What to do>
Any pictures in the records below should be skipped; write out everything else exactly.

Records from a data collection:
● ● ● ●

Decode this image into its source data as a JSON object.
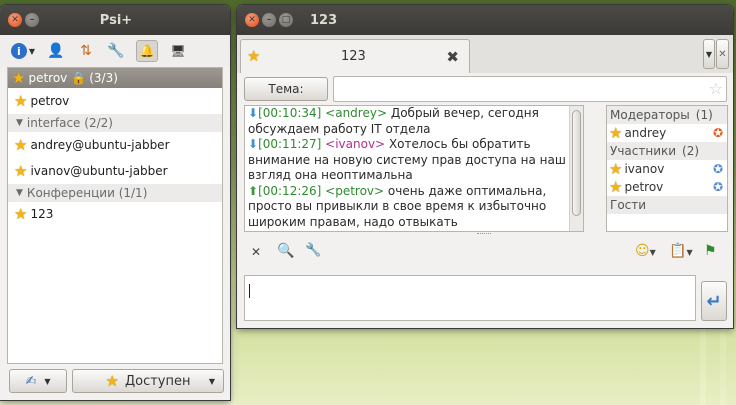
{
  "roster_window": {
    "title": "Psi+",
    "self_group": {
      "label": "petrov",
      "count": "(3/3)"
    },
    "self_contact": "petrov",
    "groups": [
      {
        "label": "interface (2/2)",
        "contacts": [
          "andrey@ubuntu-jabber",
          "ivanov@ubuntu-jabber"
        ]
      },
      {
        "label": "Конференции (1/1)",
        "contacts": [
          "123"
        ]
      }
    ],
    "status_button": "Доступен"
  },
  "chat_window": {
    "title": "123",
    "tab_label": "123",
    "topic_button": "Тема:",
    "topic_value": "",
    "messages": [
      {
        "time": "[00:10:34]",
        "nick": "<andrey>",
        "text": "Добрый вечер, сегодня",
        "cont": "обсуждаем работу IT отдела"
      },
      {
        "time": "[00:11:27]",
        "nick": "<ivanov>",
        "text": "Хотелось бы обратить",
        "cont": "внимание на новую систему прав доступа на наш",
        "cont2": "взгляд она неоптимальна"
      },
      {
        "time": "[00:12:26]",
        "nick": "<petrov>",
        "text": "очень даже оптимальна,",
        "cont": "просто вы привыкли в свое время к избыточно",
        "cont2": "широким правам, надо отвыкать"
      }
    ],
    "occupants": {
      "moderators_label": "Модераторы",
      "moderators_count": "(1)",
      "moderators": [
        "andrey"
      ],
      "participants_label": "Участники",
      "participants_count": "(2)",
      "participants": [
        "ivanov",
        "petrov"
      ],
      "guests_label": "Гости"
    },
    "input_value": ""
  }
}
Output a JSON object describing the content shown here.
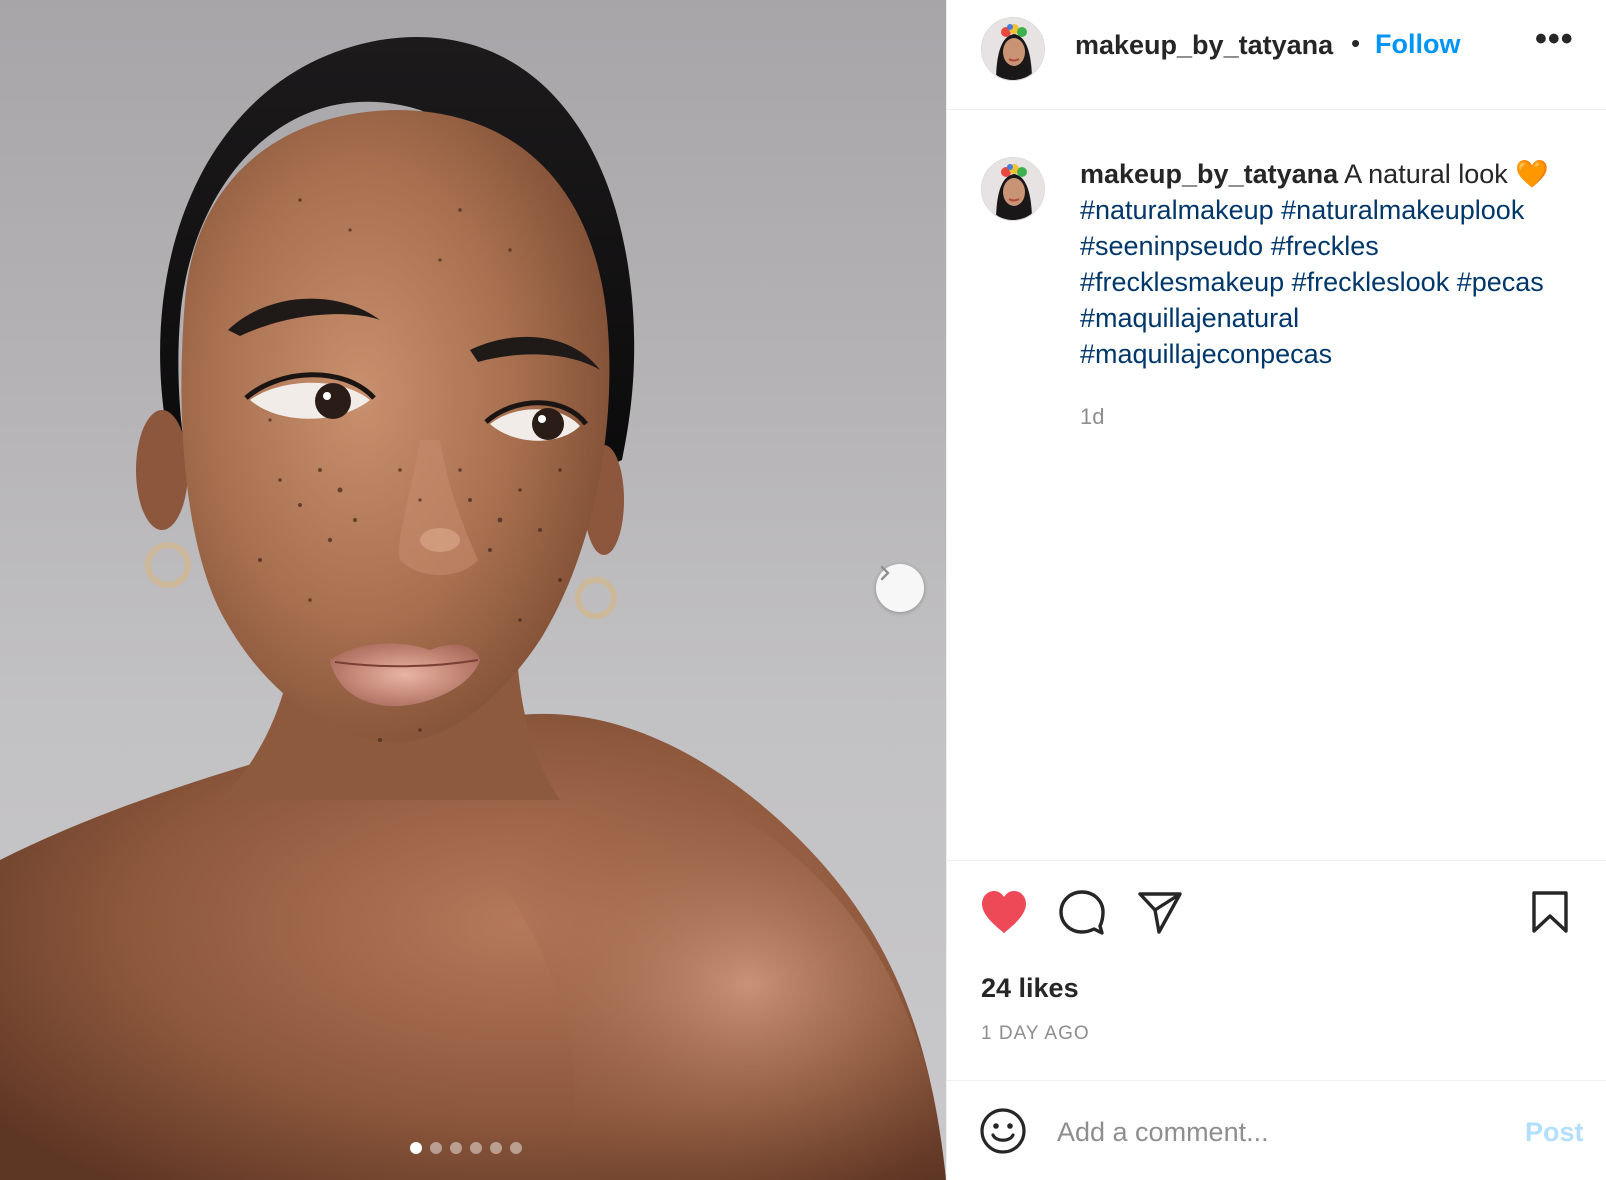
{
  "post": {
    "username": "makeup_by_tatyana",
    "follow_label": "Follow",
    "separator": "•",
    "more_label": "•••",
    "caption": {
      "username": "makeup_by_tatyana",
      "text": "A natural look",
      "emoji": "🧡",
      "hashtags": [
        "#naturalmakeup",
        "#naturalmakeuplook",
        "#seeninpseudo",
        "#freckles",
        "#frecklesmakeup",
        "#freckleslook",
        "#pecas",
        "#maquillajenatural",
        "#maquillajeconpecas"
      ],
      "time_relative": "1d"
    },
    "likes_text": "24 likes",
    "time_ago": "1 DAY AGO",
    "comment": {
      "placeholder": "Add a comment...",
      "post_label": "Post"
    },
    "carousel": {
      "total": 6,
      "active": 1
    },
    "icons": {
      "like": "heart-icon",
      "comment": "comment-icon",
      "share": "paper-plane-icon",
      "save": "bookmark-icon",
      "emoji": "smiley-icon",
      "next": "chevron-right-icon",
      "more": "more-icon"
    },
    "colors": {
      "follow": "#0095f6",
      "hashtag": "#00376b",
      "liked_heart": "#ed4956",
      "post_disabled": "#b2dffc",
      "muted": "#8e8e8e"
    }
  }
}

● ● ● ●

Finished exercise>
Decode this image into its source data as a JSON object.
{
  "roster_window": {
    "title": "Psi+",
    "self_group": {
      "label": "petrov",
      "count": "(3/3)"
    },
    "self_contact": "petrov",
    "groups": [
      {
        "label": "interface (2/2)",
        "contacts": [
          "andrey@ubuntu-jabber",
          "ivanov@ubuntu-jabber"
        ]
      },
      {
        "label": "Конференции (1/1)",
        "contacts": [
          "123"
        ]
      }
    ],
    "status_button": "Доступен"
  },
  "chat_window": {
    "title": "123",
    "tab_label": "123",
    "topic_button": "Тема:",
    "topic_value": "",
    "messages": [
      {
        "time": "[00:10:34]",
        "nick": "<andrey>",
        "text": "Добрый вечер, сегодня",
        "cont": "обсуждаем работу IT отдела"
      },
      {
        "time": "[00:11:27]",
        "nick": "<ivanov>",
        "text": "Хотелось бы обратить",
        "cont": "внимание на новую систему прав доступа на наш",
        "cont2": "взгляд она неоптимальна"
      },
      {
        "time": "[00:12:26]",
        "nick": "<petrov>",
        "text": "очень даже оптимальна,",
        "cont": "просто вы привыкли в свое время к избыточно",
        "cont2": "широким правам, надо отвыкать"
      }
    ],
    "occupants": {
      "moderators_label": "Модераторы",
      "moderators_count": "(1)",
      "moderators": [
        "andrey"
      ],
      "participants_label": "Участники",
      "participants_count": "(2)",
      "participants": [
        "ivanov",
        "petrov"
      ],
      "guests_label": "Гости"
    },
    "input_value": ""
  }
}
Output a JSON object describing the content shown here.
{
  "post": {
    "username": "makeup_by_tatyana",
    "follow_label": "Follow",
    "separator": "•",
    "more_label": "•••",
    "caption": {
      "username": "makeup_by_tatyana",
      "text": "A natural look",
      "emoji": "🧡",
      "hashtags": [
        "#naturalmakeup",
        "#naturalmakeuplook",
        "#seeninpseudo",
        "#freckles",
        "#frecklesmakeup",
        "#freckleslook",
        "#pecas",
        "#maquillajenatural",
        "#maquillajeconpecas"
      ],
      "time_relative": "1d"
    },
    "likes_text": "24 likes",
    "time_ago": "1 DAY AGO",
    "comment": {
      "placeholder": "Add a comment...",
      "post_label": "Post"
    },
    "carousel": {
      "total": 6,
      "active": 1
    },
    "icons": {
      "like": "heart-icon",
      "comment": "comment-icon",
      "share": "paper-plane-icon",
      "save": "bookmark-icon",
      "emoji": "smiley-icon",
      "next": "chevron-right-icon",
      "more": "more-icon"
    },
    "colors": {
      "follow": "#0095f6",
      "hashtag": "#00376b",
      "liked_heart": "#ed4956",
      "post_disabled": "#b2dffc",
      "muted": "#8e8e8e"
    }
  }
}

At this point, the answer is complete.